Problem details: Exactly reproduce the lines that follow.
++++++++
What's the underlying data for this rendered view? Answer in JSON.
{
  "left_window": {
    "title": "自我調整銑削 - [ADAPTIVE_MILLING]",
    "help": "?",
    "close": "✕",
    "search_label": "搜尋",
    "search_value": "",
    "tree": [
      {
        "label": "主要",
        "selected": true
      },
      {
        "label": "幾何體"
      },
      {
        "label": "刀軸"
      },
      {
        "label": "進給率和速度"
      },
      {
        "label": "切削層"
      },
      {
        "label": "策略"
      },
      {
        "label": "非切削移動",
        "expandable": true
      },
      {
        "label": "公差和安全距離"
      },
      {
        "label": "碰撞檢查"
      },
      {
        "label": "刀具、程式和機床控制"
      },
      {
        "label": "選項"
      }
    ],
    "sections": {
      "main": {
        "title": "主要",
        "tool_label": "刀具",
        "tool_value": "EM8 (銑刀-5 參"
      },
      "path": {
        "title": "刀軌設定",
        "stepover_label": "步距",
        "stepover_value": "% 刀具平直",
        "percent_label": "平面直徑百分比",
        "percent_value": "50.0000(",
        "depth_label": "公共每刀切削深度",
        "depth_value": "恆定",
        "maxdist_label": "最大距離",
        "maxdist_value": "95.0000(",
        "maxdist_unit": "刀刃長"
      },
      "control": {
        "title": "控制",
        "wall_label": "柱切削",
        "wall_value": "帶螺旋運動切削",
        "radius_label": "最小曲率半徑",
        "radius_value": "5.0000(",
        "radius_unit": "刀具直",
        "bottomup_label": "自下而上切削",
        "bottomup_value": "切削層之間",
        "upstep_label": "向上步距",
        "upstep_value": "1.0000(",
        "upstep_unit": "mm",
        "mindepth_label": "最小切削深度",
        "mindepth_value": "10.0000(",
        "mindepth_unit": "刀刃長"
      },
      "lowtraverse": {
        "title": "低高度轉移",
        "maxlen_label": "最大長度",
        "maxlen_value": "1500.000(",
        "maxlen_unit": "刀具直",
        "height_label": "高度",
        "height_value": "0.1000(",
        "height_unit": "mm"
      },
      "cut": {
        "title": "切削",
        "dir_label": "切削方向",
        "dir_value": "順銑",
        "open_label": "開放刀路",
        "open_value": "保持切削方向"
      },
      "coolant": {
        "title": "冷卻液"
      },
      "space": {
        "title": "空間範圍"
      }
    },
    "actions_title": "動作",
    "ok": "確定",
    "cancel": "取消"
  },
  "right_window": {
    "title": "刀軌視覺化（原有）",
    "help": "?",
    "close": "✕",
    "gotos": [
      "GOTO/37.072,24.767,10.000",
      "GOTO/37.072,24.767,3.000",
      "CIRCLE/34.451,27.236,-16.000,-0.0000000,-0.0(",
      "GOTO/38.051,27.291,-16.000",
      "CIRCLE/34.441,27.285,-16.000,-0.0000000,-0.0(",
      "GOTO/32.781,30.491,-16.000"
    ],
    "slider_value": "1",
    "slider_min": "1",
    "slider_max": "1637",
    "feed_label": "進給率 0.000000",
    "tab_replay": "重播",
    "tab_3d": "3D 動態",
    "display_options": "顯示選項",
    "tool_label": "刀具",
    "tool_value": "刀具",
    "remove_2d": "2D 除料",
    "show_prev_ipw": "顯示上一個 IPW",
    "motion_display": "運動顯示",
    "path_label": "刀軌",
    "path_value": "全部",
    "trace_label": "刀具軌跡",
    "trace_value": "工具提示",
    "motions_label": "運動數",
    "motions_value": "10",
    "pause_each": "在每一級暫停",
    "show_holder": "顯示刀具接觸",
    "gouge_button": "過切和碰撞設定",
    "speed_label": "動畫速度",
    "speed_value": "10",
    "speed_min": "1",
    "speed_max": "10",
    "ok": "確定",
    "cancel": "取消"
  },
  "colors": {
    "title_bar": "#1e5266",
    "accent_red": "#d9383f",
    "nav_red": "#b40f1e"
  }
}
++++++++
Exercise result:
What's the underlying data for this rendered view? Answer in JSON.
{
  "left_window": {
    "title": "自我調整銑削 - [ADAPTIVE_MILLING]",
    "help": "?",
    "close": "✕",
    "search_label": "搜尋",
    "search_value": "",
    "tree": [
      {
        "label": "主要",
        "selected": true
      },
      {
        "label": "幾何體"
      },
      {
        "label": "刀軸"
      },
      {
        "label": "進給率和速度"
      },
      {
        "label": "切削層"
      },
      {
        "label": "策略"
      },
      {
        "label": "非切削移動",
        "expandable": true
      },
      {
        "label": "公差和安全距離"
      },
      {
        "label": "碰撞檢查"
      },
      {
        "label": "刀具、程式和機床控制"
      },
      {
        "label": "選項"
      }
    ],
    "sections": {
      "main": {
        "title": "主要",
        "tool_label": "刀具",
        "tool_value": "EM8 (銑刀-5 參"
      },
      "path": {
        "title": "刀軌設定",
        "stepover_label": "步距",
        "stepover_value": "% 刀具平直",
        "percent_label": "平面直徑百分比",
        "percent_value": "50.0000(",
        "depth_label": "公共每刀切削深度",
        "depth_value": "恆定",
        "maxdist_label": "最大距離",
        "maxdist_value": "95.0000(",
        "maxdist_unit": "刀刃長"
      },
      "control": {
        "title": "控制",
        "wall_label": "柱切削",
        "wall_value": "帶螺旋運動切削",
        "radius_label": "最小曲率半徑",
        "radius_value": "5.0000(",
        "radius_unit": "刀具直",
        "bottomup_label": "自下而上切削",
        "bottomup_value": "切削層之間",
        "upstep_label": "向上步距",
        "upstep_value": "1.0000(",
        "upstep_unit": "mm",
        "mindepth_label": "最小切削深度",
        "mindepth_value": "10.0000(",
        "mindepth_unit": "刀刃長"
      },
      "lowtraverse": {
        "title": "低高度轉移",
        "maxlen_label": "最大長度",
        "maxlen_value": "1500.000(",
        "maxlen_unit": "刀具直",
        "height_label": "高度",
        "height_value": "0.1000(",
        "height_unit": "mm"
      },
      "cut": {
        "title": "切削",
        "dir_label": "切削方向",
        "dir_value": "順銑",
        "open_label": "開放刀路",
        "open_value": "保持切削方向"
      },
      "coolant": {
        "title": "冷卻液"
      },
      "space": {
        "title": "空間範圍"
      }
    },
    "actions_title": "動作",
    "ok": "確定",
    "cancel": "取消"
  },
  "right_window": {
    "title": "刀軌視覺化（原有）",
    "help": "?",
    "close": "✕",
    "gotos": [
      "GOTO/37.072,24.767,10.000",
      "GOTO/37.072,24.767,3.000",
      "CIRCLE/34.451,27.236,-16.000,-0.0000000,-0.0(",
      "GOTO/38.051,27.291,-16.000",
      "CIRCLE/34.441,27.285,-16.000,-0.0000000,-0.0(",
      "GOTO/32.781,30.491,-16.000"
    ],
    "slider_value": "1",
    "slider_min": "1",
    "slider_max": "1637",
    "feed_label": "進給率 0.000000",
    "tab_replay": "重播",
    "tab_3d": "3D 動態",
    "display_options": "顯示選項",
    "tool_label": "刀具",
    "tool_value": "刀具",
    "remove_2d": "2D 除料",
    "show_prev_ipw": "顯示上一個 IPW",
    "motion_display": "運動顯示",
    "path_label": "刀軌",
    "path_value": "全部",
    "trace_label": "刀具軌跡",
    "trace_value": "工具提示",
    "motions_label": "運動數",
    "motions_value": "10",
    "pause_each": "在每一級暫停",
    "show_holder": "顯示刀具接觸",
    "gouge_button": "過切和碰撞設定",
    "speed_label": "動畫速度",
    "speed_value": "10",
    "speed_min": "1",
    "speed_max": "10",
    "ok": "確定",
    "cancel": "取消"
  },
  "colors": {
    "title_bar": "#1e5266",
    "accent_red": "#d9383f",
    "nav_red": "#b40f1e"
  }
}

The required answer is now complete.